(Stored records)
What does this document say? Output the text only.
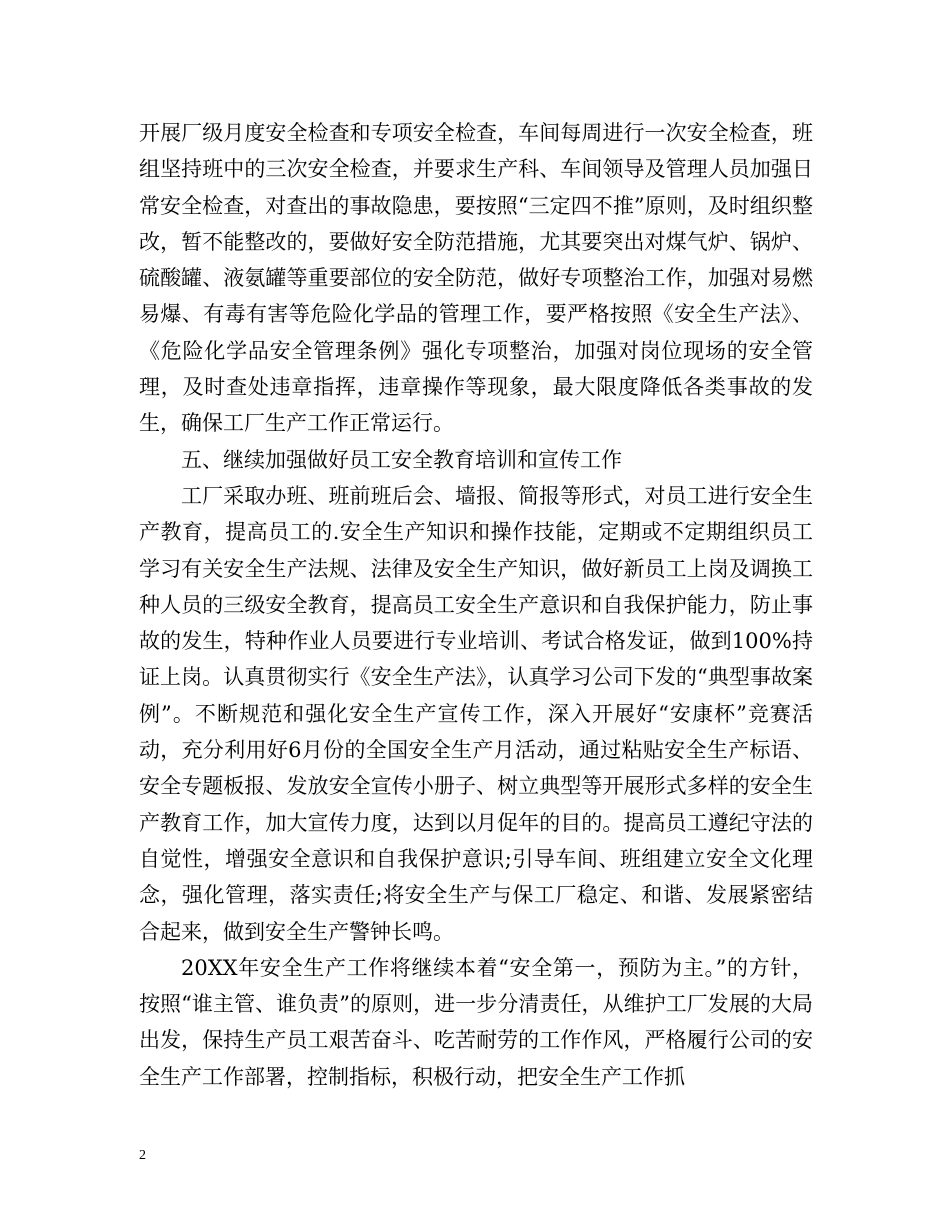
开展厂级月度安全检查和专项安全检查，车间每周进行一次安全检查，班组坚持班中的三次安全检查，并要求生产科、车间领导及管理人员加强日常安全检查，对查出的事故隐患，要按照“三定四不推”原则，及时组织整改，暂不能整改的，要做好安全防范措施，尤其要突出对煤气炉、锅炉、硫酸罐、液氨罐等重要部位的安全防范，做好专项整治工作，加强对易燃易爆、有毒有害等危险化学品的管理工作，要严格按照《安全生产法》、《危险化学品安全管理条例》强化专项整治，加强对岗位现场的安全管理，及时查处违章指挥，违章操作等现象，最大限度降低各类事故的发生，确保工厂生产工作正常运行。

五、继续加强做好员工安全教育培训和宣传工作

工厂采取办班、班前班后会、墙报、简报等形式，对员工进行安全生产教育，提高员工的.安全生产知识和操作技能，定期或不定期组织员工学习有关安全生产法规、法律及安全生产知识，做好新员工上岗及调换工种人员的三级安全教育，提高员工安全生产意识和自我保护能力，防止事故的发生，特种作业人员要进行专业培训、考试合格发证，做到100%持证上岗。认真贯彻实行《安全生产法》，认真学习公司下发的“典型事故案例”。不断规范和强化安全生产宣传工作，深入开展好“安康杯”竞赛活动，充分利用好6月份的全国安全生产月活动，通过粘贴安全生产标语、安全专题板报、发放安全宣传小册子、树立典型等开展形式多样的安全生产教育工作，加大宣传力度，达到以月促年的目的。提高员工遵纪守法的自觉性，增强安全意识和自我保护意识;引导车间、班组建立安全文化理念，强化管理，落实责任;将安全生产与保工厂稳定、和谐、发展紧密结合起来，做到安全生产警钟长鸣。

20XX年安全生产工作将继续本着“安全第一，预防为主。”的方针，按照“谁主管、谁负责”的原则，进一步分清责任，从维护工厂发展的大局出发，保持生产员工艰苦奋斗、吃苦耐劳的工作作风，严格履行公司的安全生产工作部署，控制指标，积极行动，把安全生产工作抓

2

◆ **Your objective**
Working from the lines above, reproduce the material exactly and exclude its pictures.

◆ **Result below**
What does this document say? Output the text only.
开展厂级月度安全检查和专项安全检查，车间每周进行一次安全检查，班组坚持班中的三次安全检查，并要求生产科、车间领导及管理人员加强日常安全检查，对查出的事故隐患，要按照“三定四不推”原则，及时组织整改，暂不能整改的，要做好安全防范措施，尤其要突出对煤气炉、锅炉、硫酸罐、液氨罐等重要部位的安全防范，做好专项整治工作，加强对易燃易爆、有毒有害等危险化学品的管理工作，要严格按照《安全生产法》、《危险化学品安全管理条例》强化专项整治，加强对岗位现场的安全管理，及时查处违章指挥，违章操作等现象，最大限度降低各类事故的发生，确保工厂生产工作正常运行。

五、继续加强做好员工安全教育培训和宣传工作

工厂采取办班、班前班后会、墙报、简报等形式，对员工进行安全生产教育，提高员工的.安全生产知识和操作技能，定期或不定期组织员工学习有关安全生产法规、法律及安全生产知识，做好新员工上岗及调换工种人员的三级安全教育，提高员工安全生产意识和自我保护能力，防止事故的发生，特种作业人员要进行专业培训、考试合格发证，做到100%持证上岗。认真贯彻实行《安全生产法》，认真学习公司下发的“典型事故案例”。不断规范和强化安全生产宣传工作，深入开展好“安康杯”竞赛活动，充分利用好6月份的全国安全生产月活动，通过粘贴安全生产标语、安全专题板报、发放安全宣传小册子、树立典型等开展形式多样的安全生产教育工作，加大宣传力度，达到以月促年的目的。提高员工遵纪守法的自觉性，增强安全意识和自我保护意识;引导车间、班组建立安全文化理念，强化管理，落实责任;将安全生产与保工厂稳定、和谐、发展紧密结合起来，做到安全生产警钟长鸣。

20XX年安全生产工作将继续本着“安全第一，预防为主。”的方针，按照“谁主管、谁负责”的原则，进一步分清责任，从维护工厂发展的大局出发，保持生产员工艰苦奋斗、吃苦耐劳的工作作风，严格履行公司的安全生产工作部署，控制指标，积极行动，把安全生产工作抓

2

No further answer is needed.